(Dataset records)
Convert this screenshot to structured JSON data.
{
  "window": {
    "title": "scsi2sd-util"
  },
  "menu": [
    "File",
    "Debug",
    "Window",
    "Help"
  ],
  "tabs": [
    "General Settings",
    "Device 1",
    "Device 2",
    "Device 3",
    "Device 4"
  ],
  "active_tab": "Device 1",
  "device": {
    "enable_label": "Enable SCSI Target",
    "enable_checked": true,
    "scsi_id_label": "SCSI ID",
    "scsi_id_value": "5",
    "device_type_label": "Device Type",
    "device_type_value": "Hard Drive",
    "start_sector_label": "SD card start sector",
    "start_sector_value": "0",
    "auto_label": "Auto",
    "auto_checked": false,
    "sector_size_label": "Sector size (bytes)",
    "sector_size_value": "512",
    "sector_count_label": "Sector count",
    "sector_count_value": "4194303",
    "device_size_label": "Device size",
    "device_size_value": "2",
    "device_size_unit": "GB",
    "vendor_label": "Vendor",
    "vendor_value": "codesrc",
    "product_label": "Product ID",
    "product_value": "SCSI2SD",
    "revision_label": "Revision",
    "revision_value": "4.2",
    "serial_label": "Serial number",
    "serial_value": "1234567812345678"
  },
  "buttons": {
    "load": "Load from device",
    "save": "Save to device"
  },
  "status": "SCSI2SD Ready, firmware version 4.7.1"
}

Required work: All of the entries must be quoted exactly; please include each one.

The reply:
Convert this screenshot to structured JSON data.
{
  "window": {
    "title": "scsi2sd-util"
  },
  "menu": [
    "File",
    "Debug",
    "Window",
    "Help"
  ],
  "tabs": [
    "General Settings",
    "Device 1",
    "Device 2",
    "Device 3",
    "Device 4"
  ],
  "active_tab": "Device 1",
  "device": {
    "enable_label": "Enable SCSI Target",
    "enable_checked": true,
    "scsi_id_label": "SCSI ID",
    "scsi_id_value": "5",
    "device_type_label": "Device Type",
    "device_type_value": "Hard Drive",
    "start_sector_label": "SD card start sector",
    "start_sector_value": "0",
    "auto_label": "Auto",
    "auto_checked": false,
    "sector_size_label": "Sector size (bytes)",
    "sector_size_value": "512",
    "sector_count_label": "Sector count",
    "sector_count_value": "4194303",
    "device_size_label": "Device size",
    "device_size_value": "2",
    "device_size_unit": "GB",
    "vendor_label": "Vendor",
    "vendor_value": "codesrc",
    "product_label": "Product ID",
    "product_value": "SCSI2SD",
    "revision_label": "Revision",
    "revision_value": "4.2",
    "serial_label": "Serial number",
    "serial_value": "1234567812345678"
  },
  "buttons": {
    "load": "Load from device",
    "save": "Save to device"
  },
  "status": "SCSI2SD Ready, firmware version 4.7.1"
}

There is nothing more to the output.